-- Problem to solve --
Write out each line of the material again, word for word.

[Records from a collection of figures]
________________
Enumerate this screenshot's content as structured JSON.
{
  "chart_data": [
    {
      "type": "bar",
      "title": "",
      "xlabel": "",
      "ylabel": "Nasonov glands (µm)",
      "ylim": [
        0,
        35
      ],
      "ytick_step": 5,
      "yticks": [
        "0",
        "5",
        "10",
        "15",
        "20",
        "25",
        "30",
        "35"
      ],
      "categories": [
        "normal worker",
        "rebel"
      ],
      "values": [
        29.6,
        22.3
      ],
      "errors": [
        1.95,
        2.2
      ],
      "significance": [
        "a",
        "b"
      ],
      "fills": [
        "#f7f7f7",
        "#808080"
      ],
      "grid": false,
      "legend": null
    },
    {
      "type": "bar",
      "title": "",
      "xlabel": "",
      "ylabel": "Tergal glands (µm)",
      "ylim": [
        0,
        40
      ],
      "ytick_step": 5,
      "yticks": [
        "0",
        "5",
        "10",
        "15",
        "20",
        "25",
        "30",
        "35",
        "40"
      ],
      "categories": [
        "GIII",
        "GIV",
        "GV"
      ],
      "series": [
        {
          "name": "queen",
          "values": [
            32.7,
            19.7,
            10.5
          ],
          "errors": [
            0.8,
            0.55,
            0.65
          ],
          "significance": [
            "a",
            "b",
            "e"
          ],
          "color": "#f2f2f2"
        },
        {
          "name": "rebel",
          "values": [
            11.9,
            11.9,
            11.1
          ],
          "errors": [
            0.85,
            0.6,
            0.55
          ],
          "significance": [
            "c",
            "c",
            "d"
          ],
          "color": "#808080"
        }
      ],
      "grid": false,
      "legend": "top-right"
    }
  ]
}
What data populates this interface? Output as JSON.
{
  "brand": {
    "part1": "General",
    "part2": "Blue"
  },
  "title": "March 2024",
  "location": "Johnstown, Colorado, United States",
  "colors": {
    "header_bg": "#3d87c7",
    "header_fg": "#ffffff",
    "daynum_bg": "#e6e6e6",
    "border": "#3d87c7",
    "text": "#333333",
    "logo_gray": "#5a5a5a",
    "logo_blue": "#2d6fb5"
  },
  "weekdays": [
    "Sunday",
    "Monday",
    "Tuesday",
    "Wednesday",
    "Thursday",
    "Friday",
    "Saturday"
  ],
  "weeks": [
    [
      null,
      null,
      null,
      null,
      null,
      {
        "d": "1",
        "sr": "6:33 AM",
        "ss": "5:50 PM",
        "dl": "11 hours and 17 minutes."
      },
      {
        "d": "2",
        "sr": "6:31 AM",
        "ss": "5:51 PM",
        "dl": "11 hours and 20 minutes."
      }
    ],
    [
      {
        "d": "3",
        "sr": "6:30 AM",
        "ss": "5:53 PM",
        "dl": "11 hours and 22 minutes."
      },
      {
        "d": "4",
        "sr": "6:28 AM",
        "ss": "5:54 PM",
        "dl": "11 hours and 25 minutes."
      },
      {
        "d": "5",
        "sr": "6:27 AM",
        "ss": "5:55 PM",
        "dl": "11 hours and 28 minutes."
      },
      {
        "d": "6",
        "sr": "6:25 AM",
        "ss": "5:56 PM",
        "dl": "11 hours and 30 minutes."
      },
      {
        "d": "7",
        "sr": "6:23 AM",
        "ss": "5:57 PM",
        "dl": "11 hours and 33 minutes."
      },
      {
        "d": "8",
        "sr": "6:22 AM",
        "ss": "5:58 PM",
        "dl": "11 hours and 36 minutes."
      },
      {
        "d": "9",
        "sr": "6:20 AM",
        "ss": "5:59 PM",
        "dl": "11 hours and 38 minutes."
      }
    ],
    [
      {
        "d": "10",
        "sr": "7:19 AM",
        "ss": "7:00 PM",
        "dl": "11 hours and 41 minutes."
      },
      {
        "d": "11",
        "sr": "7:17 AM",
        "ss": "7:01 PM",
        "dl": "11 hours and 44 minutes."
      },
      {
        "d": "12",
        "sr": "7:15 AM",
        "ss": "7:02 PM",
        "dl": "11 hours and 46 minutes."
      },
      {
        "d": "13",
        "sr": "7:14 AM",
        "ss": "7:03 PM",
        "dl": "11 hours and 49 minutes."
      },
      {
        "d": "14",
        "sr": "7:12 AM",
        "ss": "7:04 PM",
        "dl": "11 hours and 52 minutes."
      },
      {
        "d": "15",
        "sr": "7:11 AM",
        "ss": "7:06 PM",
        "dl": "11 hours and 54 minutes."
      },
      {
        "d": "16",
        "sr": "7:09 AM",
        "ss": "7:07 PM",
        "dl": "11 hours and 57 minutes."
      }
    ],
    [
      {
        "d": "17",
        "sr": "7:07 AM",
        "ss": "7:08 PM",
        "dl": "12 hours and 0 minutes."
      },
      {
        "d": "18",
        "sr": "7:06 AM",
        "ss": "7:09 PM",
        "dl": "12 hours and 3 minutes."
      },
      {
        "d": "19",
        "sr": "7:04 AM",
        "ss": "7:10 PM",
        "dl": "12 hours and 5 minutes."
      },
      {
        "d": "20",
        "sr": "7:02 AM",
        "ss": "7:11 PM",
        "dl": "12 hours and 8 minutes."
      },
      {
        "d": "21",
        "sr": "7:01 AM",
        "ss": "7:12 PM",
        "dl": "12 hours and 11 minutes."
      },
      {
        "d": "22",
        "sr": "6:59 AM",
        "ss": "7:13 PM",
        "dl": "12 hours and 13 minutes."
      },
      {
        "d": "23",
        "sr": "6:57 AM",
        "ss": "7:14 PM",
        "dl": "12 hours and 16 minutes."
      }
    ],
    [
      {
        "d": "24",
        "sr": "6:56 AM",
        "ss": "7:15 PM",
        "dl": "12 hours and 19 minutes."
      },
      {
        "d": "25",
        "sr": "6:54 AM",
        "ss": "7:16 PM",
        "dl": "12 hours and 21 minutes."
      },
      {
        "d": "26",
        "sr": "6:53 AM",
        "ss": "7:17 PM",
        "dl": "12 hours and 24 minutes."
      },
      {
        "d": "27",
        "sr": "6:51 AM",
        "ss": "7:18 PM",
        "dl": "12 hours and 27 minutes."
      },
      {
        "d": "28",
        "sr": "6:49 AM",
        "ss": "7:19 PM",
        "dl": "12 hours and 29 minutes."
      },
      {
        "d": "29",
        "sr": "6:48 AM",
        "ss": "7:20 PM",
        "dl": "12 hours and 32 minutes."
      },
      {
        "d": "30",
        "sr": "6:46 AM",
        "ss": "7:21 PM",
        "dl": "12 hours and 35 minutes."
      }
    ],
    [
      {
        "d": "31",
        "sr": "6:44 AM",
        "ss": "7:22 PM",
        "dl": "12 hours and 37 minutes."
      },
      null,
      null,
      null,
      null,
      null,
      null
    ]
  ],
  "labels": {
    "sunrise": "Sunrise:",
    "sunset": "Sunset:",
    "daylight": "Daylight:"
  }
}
________________
-- Response --
Enumerate this screenshot's content as structured JSON.
{
  "chart_data": [
    {
      "type": "bar",
      "title": "",
      "xlabel": "",
      "ylabel": "Nasonov glands (µm)",
      "ylim": [
        0,
        35
      ],
      "ytick_step": 5,
      "yticks": [
        "0",
        "5",
        "10",
        "15",
        "20",
        "25",
        "30",
        "35"
      ],
      "categories": [
        "normal worker",
        "rebel"
      ],
      "values": [
        29.6,
        22.3
      ],
      "errors": [
        1.95,
        2.2
      ],
      "significance": [
        "a",
        "b"
      ],
      "fills": [
        "#f7f7f7",
        "#808080"
      ],
      "grid": false,
      "legend": null
    },
    {
      "type": "bar",
      "title": "",
      "xlabel": "",
      "ylabel": "Tergal glands (µm)",
      "ylim": [
        0,
        40
      ],
      "ytick_step": 5,
      "yticks": [
        "0",
        "5",
        "10",
        "15",
        "20",
        "25",
        "30",
        "35",
        "40"
      ],
      "categories": [
        "GIII",
        "GIV",
        "GV"
      ],
      "series": [
        {
          "name": "queen",
          "values": [
            32.7,
            19.7,
            10.5
          ],
          "errors": [
            0.8,
            0.55,
            0.65
          ],
          "significance": [
            "a",
            "b",
            "e"
          ],
          "color": "#f2f2f2"
        },
        {
          "name": "rebel",
          "values": [
            11.9,
            11.9,
            11.1
          ],
          "errors": [
            0.85,
            0.6,
            0.55
          ],
          "significance": [
            "c",
            "c",
            "d"
          ],
          "color": "#808080"
        }
      ],
      "grid": false,
      "legend": "top-right"
    }
  ]
}
What data populates this interface? Output as JSON.
{
  "brand": {
    "part1": "General",
    "part2": "Blue"
  },
  "title": "March 2024",
  "location": "Johnstown, Colorado, United States",
  "colors": {
    "header_bg": "#3d87c7",
    "header_fg": "#ffffff",
    "daynum_bg": "#e6e6e6",
    "border": "#3d87c7",
    "text": "#333333",
    "logo_gray": "#5a5a5a",
    "logo_blue": "#2d6fb5"
  },
  "weekdays": [
    "Sunday",
    "Monday",
    "Tuesday",
    "Wednesday",
    "Thursday",
    "Friday",
    "Saturday"
  ],
  "weeks": [
    [
      null,
      null,
      null,
      null,
      null,
      {
        "d": "1",
        "sr": "6:33 AM",
        "ss": "5:50 PM",
        "dl": "11 hours and 17 minutes."
      },
      {
        "d": "2",
        "sr": "6:31 AM",
        "ss": "5:51 PM",
        "dl": "11 hours and 20 minutes."
      }
    ],
    [
      {
        "d": "3",
        "sr": "6:30 AM",
        "ss": "5:53 PM",
        "dl": "11 hours and 22 minutes."
      },
      {
        "d": "4",
        "sr": "6:28 AM",
        "ss": "5:54 PM",
        "dl": "11 hours and 25 minutes."
      },
      {
        "d": "5",
        "sr": "6:27 AM",
        "ss": "5:55 PM",
        "dl": "11 hours and 28 minutes."
      },
      {
        "d": "6",
        "sr": "6:25 AM",
        "ss": "5:56 PM",
        "dl": "11 hours and 30 minutes."
      },
      {
        "d": "7",
        "sr": "6:23 AM",
        "ss": "5:57 PM",
        "dl": "11 hours and 33 minutes."
      },
      {
        "d": "8",
        "sr": "6:22 AM",
        "ss": "5:58 PM",
        "dl": "11 hours and 36 minutes."
      },
      {
        "d": "9",
        "sr": "6:20 AM",
        "ss": "5:59 PM",
        "dl": "11 hours and 38 minutes."
      }
    ],
    [
      {
        "d": "10",
        "sr": "7:19 AM",
        "ss": "7:00 PM",
        "dl": "11 hours and 41 minutes."
      },
      {
        "d": "11",
        "sr": "7:17 AM",
        "ss": "7:01 PM",
        "dl": "11 hours and 44 minutes."
      },
      {
        "d": "12",
        "sr": "7:15 AM",
        "ss": "7:02 PM",
        "dl": "11 hours and 46 minutes."
      },
      {
        "d": "13",
        "sr": "7:14 AM",
        "ss": "7:03 PM",
        "dl": "11 hours and 49 minutes."
      },
      {
        "d": "14",
        "sr": "7:12 AM",
        "ss": "7:04 PM",
        "dl": "11 hours and 52 minutes."
      },
      {
        "d": "15",
        "sr": "7:11 AM",
        "ss": "7:06 PM",
        "dl": "11 hours and 54 minutes."
      },
      {
        "d": "16",
        "sr": "7:09 AM",
        "ss": "7:07 PM",
        "dl": "11 hours and 57 minutes."
      }
    ],
    [
      {
        "d": "17",
        "sr": "7:07 AM",
        "ss": "7:08 PM",
        "dl": "12 hours and 0 minutes."
      },
      {
        "d": "18",
        "sr": "7:06 AM",
        "ss": "7:09 PM",
        "dl": "12 hours and 3 minutes."
      },
      {
        "d": "19",
        "sr": "7:04 AM",
        "ss": "7:10 PM",
        "dl": "12 hours and 5 minutes."
      },
      {
        "d": "20",
        "sr": "7:02 AM",
        "ss": "7:11 PM",
        "dl": "12 hours and 8 minutes."
      },
      {
        "d": "21",
        "sr": "7:01 AM",
        "ss": "7:12 PM",
        "dl": "12 hours and 11 minutes."
      },
      {
        "d": "22",
        "sr": "6:59 AM",
        "ss": "7:13 PM",
        "dl": "12 hours and 13 minutes."
      },
      {
        "d": "23",
        "sr": "6:57 AM",
        "ss": "7:14 PM",
        "dl": "12 hours and 16 minutes."
      }
    ],
    [
      {
        "d": "24",
        "sr": "6:56 AM",
        "ss": "7:15 PM",
        "dl": "12 hours and 19 minutes."
      },
      {
        "d": "25",
        "sr": "6:54 AM",
        "ss": "7:16 PM",
        "dl": "12 hours and 21 minutes."
      },
      {
        "d": "26",
        "sr": "6:53 AM",
        "ss": "7:17 PM",
        "dl": "12 hours and 24 minutes."
      },
      {
        "d": "27",
        "sr": "6:51 AM",
        "ss": "7:18 PM",
        "dl": "12 hours and 27 minutes."
      },
      {
        "d": "28",
        "sr": "6:49 AM",
        "ss": "7:19 PM",
        "dl": "12 hours and 29 minutes."
      },
      {
        "d": "29",
        "sr": "6:48 AM",
        "ss": "7:20 PM",
        "dl": "12 hours and 32 minutes."
      },
      {
        "d": "30",
        "sr": "6:46 AM",
        "ss": "7:21 PM",
        "dl": "12 hours and 35 minutes."
      }
    ],
    [
      {
        "d": "31",
        "sr": "6:44 AM",
        "ss": "7:22 PM",
        "dl": "12 hours and 37 minutes."
      },
      null,
      null,
      null,
      null,
      null,
      null
    ]
  ],
  "labels": {
    "sunrise": "Sunrise:",
    "sunset": "Sunset:",
    "daylight": "Daylight:"
  }
}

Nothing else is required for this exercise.